Locate the string "Venice" in the listing below. Copy every line where it is found.

⟨

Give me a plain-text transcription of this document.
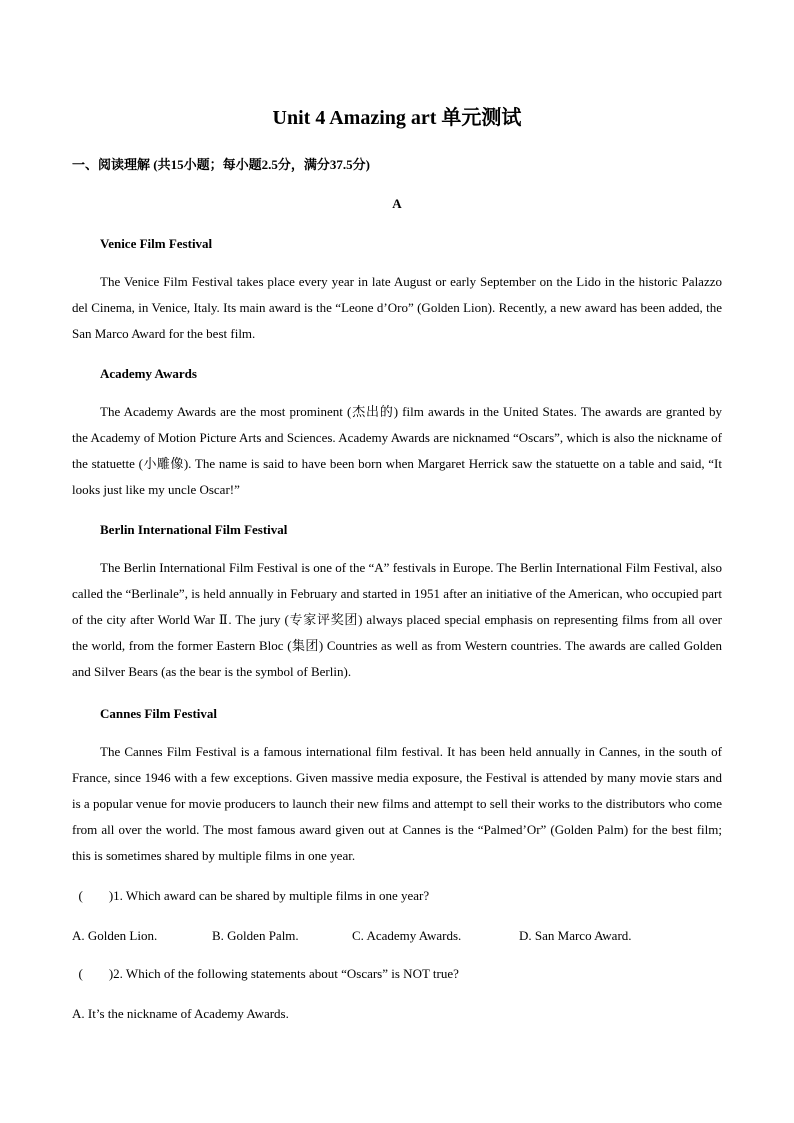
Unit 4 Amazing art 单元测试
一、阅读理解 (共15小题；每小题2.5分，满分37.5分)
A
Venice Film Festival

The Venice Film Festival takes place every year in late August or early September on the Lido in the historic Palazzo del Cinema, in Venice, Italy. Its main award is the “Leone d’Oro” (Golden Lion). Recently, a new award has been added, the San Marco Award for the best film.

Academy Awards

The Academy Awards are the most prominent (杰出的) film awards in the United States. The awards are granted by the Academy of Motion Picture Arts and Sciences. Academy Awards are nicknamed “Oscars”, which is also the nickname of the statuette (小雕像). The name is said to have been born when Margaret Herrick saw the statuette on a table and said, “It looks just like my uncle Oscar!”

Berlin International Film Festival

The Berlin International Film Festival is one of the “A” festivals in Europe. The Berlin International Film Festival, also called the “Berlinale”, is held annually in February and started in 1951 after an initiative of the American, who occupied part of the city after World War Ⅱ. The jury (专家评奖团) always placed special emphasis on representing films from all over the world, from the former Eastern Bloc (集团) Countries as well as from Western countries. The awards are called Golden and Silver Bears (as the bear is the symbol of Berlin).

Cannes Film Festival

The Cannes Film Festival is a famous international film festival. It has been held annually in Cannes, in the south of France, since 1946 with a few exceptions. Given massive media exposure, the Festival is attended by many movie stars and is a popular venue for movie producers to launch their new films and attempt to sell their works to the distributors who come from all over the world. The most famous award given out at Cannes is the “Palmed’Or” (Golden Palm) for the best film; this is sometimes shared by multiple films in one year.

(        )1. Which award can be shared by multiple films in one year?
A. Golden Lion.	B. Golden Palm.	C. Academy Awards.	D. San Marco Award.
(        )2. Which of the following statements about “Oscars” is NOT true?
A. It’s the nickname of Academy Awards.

⟩
⟨

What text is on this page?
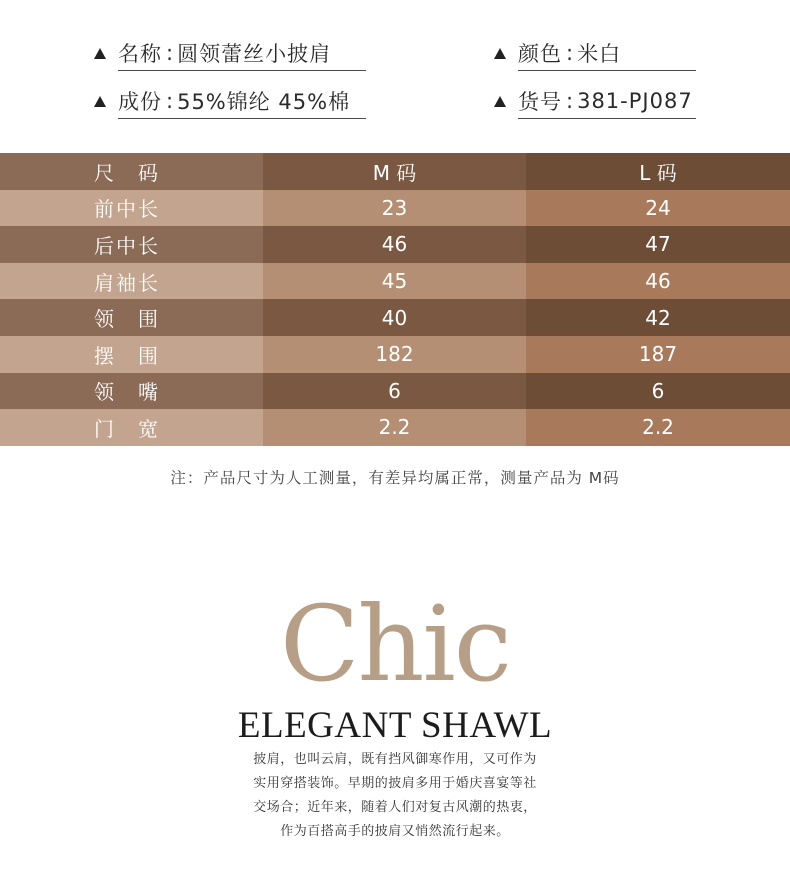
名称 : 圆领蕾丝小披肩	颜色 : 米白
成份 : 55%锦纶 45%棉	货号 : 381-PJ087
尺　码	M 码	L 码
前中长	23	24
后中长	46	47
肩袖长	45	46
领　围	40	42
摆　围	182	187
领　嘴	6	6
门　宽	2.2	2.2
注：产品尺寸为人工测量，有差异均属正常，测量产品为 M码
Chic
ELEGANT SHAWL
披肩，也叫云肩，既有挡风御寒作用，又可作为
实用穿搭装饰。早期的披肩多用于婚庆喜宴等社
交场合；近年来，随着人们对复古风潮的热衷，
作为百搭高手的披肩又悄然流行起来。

⟩

Exercise response.
Venice Film Festival
The Venice Film Festival takes place every year in late August or early September on the Lido in the historic Palazzo del Cinema, in Venice, Italy. Its main award is the “Leone d’Oro” (Golden Lion). Recently, a new award has been added, the San Marco Award for the best film.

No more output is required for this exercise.